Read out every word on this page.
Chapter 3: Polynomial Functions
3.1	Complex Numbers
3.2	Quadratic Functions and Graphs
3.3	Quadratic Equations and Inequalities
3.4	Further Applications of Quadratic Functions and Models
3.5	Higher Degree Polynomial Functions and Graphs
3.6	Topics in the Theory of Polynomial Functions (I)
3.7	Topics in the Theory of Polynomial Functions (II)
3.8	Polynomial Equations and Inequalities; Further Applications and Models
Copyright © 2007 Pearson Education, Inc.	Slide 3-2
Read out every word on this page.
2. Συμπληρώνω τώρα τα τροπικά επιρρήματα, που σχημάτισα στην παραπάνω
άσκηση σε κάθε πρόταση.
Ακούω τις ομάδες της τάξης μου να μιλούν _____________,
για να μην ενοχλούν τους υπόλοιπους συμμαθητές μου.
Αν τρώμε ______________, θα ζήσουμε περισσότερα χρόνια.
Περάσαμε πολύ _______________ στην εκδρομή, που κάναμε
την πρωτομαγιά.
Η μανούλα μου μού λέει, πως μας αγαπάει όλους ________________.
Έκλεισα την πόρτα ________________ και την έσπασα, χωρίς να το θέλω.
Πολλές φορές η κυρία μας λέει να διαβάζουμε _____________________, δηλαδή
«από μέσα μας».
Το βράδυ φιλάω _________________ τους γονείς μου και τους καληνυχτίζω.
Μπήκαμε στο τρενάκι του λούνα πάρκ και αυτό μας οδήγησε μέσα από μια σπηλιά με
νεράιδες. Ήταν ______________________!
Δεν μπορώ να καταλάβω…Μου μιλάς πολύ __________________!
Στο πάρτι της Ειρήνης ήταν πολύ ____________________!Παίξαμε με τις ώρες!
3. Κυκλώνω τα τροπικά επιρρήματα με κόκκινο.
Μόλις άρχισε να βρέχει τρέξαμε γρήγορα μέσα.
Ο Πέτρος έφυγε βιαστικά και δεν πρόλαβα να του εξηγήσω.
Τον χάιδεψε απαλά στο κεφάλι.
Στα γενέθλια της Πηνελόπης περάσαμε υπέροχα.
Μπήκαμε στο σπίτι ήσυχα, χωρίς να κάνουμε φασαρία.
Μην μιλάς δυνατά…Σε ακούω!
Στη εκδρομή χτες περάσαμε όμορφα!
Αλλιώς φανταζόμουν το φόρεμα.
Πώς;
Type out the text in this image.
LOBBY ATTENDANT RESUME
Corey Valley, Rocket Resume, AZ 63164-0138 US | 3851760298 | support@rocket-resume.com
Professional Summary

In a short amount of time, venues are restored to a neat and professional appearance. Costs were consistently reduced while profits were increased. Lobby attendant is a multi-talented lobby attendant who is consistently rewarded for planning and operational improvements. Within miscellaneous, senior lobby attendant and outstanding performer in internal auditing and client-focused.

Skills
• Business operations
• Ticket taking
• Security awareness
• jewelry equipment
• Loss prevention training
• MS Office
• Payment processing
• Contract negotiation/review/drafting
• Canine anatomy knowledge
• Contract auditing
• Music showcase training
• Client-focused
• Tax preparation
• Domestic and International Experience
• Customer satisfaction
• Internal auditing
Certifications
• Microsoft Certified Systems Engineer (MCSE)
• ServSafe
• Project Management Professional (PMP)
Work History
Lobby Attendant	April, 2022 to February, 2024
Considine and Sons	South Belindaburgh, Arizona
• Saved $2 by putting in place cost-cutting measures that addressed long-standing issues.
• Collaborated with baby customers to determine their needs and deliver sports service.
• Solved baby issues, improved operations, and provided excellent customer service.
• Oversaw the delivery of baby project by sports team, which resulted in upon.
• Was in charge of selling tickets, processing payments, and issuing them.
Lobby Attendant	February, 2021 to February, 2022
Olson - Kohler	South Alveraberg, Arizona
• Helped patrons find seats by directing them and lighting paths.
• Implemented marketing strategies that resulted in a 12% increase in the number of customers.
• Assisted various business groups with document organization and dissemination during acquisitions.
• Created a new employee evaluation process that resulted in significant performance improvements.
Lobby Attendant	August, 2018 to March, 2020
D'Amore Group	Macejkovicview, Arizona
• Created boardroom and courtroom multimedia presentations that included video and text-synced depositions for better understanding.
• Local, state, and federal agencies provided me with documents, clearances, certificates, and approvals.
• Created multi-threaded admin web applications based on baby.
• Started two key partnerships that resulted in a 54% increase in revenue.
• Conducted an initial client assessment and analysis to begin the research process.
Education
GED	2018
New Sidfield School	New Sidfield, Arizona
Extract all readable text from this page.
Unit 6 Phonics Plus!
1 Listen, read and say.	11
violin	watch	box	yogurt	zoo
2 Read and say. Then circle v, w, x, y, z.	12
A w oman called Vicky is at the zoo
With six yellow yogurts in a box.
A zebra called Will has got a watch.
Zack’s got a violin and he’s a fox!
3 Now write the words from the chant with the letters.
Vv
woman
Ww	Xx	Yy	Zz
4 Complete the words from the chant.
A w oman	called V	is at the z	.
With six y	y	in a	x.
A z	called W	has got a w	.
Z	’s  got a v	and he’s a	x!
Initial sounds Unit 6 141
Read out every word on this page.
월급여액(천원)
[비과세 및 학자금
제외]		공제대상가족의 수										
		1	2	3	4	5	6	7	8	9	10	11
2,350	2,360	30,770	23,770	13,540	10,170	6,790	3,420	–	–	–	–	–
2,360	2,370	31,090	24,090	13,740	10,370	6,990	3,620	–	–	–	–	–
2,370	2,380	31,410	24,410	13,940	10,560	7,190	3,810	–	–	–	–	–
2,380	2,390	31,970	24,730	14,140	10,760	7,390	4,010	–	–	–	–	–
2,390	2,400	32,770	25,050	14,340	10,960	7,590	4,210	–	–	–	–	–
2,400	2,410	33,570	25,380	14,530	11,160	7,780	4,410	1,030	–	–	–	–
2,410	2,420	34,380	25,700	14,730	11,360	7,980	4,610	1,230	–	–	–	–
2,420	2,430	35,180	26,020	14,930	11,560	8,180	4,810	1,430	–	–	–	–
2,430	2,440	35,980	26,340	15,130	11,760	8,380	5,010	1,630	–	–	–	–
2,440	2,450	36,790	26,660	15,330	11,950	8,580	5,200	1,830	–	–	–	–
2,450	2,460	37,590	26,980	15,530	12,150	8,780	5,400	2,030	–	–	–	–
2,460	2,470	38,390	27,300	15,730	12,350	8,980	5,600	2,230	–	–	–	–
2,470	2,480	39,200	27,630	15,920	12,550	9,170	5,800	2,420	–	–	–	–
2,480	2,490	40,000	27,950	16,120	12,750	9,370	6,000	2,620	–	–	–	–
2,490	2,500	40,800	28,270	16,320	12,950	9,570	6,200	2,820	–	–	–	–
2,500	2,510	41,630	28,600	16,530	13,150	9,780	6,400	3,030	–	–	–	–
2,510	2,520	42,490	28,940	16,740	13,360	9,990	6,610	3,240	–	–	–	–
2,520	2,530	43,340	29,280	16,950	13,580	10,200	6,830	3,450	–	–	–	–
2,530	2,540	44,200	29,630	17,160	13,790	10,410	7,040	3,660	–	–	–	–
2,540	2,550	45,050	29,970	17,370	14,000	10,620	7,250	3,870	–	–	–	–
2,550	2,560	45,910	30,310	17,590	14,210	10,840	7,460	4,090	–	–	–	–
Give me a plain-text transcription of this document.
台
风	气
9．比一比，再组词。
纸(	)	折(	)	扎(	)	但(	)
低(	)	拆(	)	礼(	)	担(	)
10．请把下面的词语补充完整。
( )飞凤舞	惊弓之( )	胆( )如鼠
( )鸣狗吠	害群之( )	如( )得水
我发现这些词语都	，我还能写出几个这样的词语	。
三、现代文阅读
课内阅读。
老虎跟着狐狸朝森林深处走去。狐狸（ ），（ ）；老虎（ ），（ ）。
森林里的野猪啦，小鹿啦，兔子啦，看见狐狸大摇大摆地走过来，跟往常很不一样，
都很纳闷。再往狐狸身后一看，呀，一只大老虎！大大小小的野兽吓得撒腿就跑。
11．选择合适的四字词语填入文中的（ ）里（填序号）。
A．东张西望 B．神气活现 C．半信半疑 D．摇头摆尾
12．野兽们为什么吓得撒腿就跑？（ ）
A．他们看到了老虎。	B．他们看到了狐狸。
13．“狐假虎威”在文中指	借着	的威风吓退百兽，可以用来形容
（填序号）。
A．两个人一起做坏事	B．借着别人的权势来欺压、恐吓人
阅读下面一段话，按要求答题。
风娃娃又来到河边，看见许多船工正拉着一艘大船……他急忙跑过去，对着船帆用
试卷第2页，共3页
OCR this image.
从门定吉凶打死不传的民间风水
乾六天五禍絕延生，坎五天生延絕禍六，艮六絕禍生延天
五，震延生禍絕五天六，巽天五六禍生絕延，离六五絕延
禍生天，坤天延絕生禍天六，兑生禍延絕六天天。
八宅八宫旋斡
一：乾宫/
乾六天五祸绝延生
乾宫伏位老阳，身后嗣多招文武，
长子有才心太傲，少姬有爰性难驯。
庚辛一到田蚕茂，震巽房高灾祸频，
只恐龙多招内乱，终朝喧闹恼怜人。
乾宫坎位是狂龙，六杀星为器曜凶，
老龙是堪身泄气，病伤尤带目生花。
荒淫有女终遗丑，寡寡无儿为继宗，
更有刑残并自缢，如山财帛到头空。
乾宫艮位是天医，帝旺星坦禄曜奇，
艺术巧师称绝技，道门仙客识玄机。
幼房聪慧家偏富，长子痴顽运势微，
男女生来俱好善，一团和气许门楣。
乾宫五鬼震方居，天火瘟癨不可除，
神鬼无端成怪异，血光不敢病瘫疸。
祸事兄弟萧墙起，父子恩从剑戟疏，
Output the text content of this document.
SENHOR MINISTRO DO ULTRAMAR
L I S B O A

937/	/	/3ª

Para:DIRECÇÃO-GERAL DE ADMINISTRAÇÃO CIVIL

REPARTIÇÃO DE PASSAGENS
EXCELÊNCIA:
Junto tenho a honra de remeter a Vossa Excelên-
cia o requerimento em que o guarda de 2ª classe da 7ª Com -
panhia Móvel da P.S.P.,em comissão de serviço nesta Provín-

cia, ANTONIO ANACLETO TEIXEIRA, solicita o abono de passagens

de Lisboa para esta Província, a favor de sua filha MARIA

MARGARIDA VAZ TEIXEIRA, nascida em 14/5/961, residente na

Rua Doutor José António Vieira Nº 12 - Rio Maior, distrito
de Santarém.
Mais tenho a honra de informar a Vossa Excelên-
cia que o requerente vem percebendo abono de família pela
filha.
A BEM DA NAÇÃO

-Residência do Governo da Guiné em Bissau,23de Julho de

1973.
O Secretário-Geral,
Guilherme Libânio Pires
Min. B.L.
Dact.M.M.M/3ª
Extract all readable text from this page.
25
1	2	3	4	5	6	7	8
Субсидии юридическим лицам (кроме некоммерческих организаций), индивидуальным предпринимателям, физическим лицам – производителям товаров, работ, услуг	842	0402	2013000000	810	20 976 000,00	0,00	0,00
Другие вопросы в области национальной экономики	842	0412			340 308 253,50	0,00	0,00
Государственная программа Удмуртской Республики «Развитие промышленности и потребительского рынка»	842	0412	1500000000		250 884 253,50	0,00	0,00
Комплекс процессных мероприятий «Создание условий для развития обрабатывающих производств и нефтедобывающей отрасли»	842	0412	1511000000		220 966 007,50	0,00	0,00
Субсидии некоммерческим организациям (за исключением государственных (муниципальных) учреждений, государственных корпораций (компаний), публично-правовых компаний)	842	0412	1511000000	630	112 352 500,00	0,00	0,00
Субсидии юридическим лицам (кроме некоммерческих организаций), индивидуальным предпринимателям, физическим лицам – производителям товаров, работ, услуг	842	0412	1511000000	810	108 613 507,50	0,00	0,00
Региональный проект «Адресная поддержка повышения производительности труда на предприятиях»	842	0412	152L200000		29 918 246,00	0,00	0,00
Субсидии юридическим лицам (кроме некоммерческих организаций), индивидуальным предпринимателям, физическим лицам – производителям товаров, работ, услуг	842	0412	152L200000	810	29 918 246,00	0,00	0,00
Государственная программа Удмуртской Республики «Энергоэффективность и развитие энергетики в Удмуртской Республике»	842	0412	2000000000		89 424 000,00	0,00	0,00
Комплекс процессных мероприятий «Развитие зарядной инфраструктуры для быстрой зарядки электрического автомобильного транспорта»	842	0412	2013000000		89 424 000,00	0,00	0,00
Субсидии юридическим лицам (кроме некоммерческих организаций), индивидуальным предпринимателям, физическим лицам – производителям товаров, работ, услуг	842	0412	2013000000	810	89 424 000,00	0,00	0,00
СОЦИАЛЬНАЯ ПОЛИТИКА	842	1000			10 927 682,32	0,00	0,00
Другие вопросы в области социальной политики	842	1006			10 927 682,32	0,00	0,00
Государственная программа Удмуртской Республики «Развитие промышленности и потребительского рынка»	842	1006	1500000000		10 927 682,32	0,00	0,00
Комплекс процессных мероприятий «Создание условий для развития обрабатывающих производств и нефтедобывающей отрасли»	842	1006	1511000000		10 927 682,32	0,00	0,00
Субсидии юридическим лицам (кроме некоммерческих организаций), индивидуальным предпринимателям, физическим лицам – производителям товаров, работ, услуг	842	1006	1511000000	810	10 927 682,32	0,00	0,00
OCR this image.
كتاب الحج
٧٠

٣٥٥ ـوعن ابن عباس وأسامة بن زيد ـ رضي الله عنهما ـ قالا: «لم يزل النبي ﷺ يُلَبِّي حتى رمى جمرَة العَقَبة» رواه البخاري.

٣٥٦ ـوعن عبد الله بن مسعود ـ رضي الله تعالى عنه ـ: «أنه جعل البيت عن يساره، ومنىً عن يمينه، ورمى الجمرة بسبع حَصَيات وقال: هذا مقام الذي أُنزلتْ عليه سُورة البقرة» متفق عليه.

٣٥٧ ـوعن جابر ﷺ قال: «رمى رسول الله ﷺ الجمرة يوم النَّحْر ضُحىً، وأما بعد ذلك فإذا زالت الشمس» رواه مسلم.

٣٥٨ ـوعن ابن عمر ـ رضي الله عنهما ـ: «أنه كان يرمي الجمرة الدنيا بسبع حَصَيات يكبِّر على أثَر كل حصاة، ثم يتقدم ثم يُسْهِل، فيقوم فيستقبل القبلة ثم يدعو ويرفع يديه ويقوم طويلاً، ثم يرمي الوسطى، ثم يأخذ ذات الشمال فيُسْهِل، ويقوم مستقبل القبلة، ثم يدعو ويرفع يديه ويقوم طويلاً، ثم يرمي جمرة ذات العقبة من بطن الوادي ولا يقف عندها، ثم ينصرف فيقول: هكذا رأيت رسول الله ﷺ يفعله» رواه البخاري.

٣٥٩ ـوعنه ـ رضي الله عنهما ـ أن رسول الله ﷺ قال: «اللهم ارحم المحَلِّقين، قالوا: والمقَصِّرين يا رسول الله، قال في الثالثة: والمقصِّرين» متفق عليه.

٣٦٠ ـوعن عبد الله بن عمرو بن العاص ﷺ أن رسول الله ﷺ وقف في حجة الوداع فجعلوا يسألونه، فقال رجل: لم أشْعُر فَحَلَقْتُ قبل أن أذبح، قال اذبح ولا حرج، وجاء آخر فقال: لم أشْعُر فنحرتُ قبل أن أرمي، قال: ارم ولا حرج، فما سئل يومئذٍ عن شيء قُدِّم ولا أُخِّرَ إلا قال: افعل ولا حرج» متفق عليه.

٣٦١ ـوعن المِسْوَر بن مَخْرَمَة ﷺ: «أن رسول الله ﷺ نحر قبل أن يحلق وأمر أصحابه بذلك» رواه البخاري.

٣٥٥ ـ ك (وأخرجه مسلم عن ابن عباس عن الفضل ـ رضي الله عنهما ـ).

# What the task asks:
Count the lines in the entries that hold the word "товаров", and give nothing but the total.

# Final answer:
5